→ **What is required**
All of the entries must be reproduced exactly, with no images carried over.

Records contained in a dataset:
===

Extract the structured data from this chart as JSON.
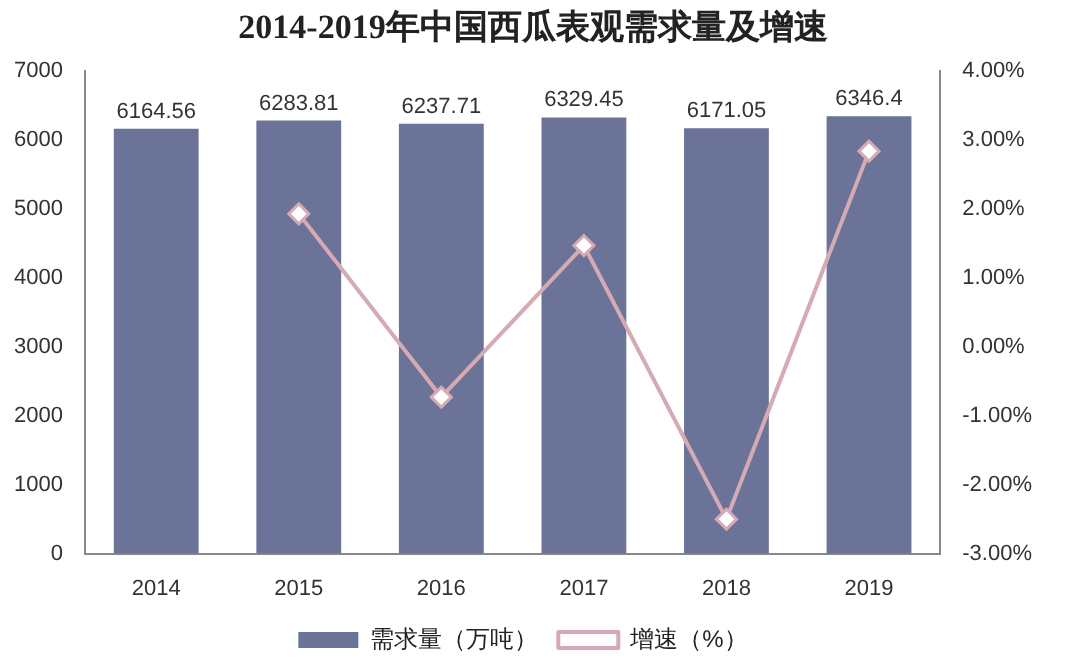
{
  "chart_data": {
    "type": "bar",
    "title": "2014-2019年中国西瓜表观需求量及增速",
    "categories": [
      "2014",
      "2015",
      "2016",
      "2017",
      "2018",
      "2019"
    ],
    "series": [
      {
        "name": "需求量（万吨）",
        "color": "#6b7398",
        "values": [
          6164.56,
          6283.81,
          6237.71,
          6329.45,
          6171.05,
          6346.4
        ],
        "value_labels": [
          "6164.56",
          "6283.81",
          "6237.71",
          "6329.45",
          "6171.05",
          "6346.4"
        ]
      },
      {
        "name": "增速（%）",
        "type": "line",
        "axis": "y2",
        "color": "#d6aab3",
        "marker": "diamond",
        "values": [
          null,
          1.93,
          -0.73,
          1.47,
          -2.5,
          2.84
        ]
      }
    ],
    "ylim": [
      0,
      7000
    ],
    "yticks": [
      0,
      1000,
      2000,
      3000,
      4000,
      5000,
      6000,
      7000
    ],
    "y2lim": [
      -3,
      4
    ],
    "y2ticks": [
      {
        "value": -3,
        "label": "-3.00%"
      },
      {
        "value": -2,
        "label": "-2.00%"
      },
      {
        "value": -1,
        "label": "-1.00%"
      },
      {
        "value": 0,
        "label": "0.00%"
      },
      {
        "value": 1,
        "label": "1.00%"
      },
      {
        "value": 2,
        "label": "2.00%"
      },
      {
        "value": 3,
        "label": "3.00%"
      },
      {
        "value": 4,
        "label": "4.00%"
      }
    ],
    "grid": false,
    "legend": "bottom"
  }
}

===

→ **Exercise answer**
Extract the structured data from this chart as JSON.
{
  "chart_data": {
    "type": "bar",
    "title": "2014-2019年中国西瓜表观需求量及增速",
    "categories": [
      "2014",
      "2015",
      "2016",
      "2017",
      "2018",
      "2019"
    ],
    "series": [
      {
        "name": "需求量（万吨）",
        "color": "#6b7398",
        "values": [
          6164.56,
          6283.81,
          6237.71,
          6329.45,
          6171.05,
          6346.4
        ],
        "value_labels": [
          "6164.56",
          "6283.81",
          "6237.71",
          "6329.45",
          "6171.05",
          "6346.4"
        ]
      },
      {
        "name": "增速（%）",
        "type": "line",
        "axis": "y2",
        "color": "#d6aab3",
        "marker": "diamond",
        "values": [
          null,
          1.93,
          -0.73,
          1.47,
          -2.5,
          2.84
        ]
      }
    ],
    "ylim": [
      0,
      7000
    ],
    "yticks": [
      0,
      1000,
      2000,
      3000,
      4000,
      5000,
      6000,
      7000
    ],
    "y2lim": [
      -3,
      4
    ],
    "y2ticks": [
      {
        "value": -3,
        "label": "-3.00%"
      },
      {
        "value": -2,
        "label": "-2.00%"
      },
      {
        "value": -1,
        "label": "-1.00%"
      },
      {
        "value": 0,
        "label": "0.00%"
      },
      {
        "value": 1,
        "label": "1.00%"
      },
      {
        "value": 2,
        "label": "2.00%"
      },
      {
        "value": 3,
        "label": "3.00%"
      },
      {
        "value": 4,
        "label": "4.00%"
      }
    ],
    "grid": false,
    "legend": "bottom"
  }
}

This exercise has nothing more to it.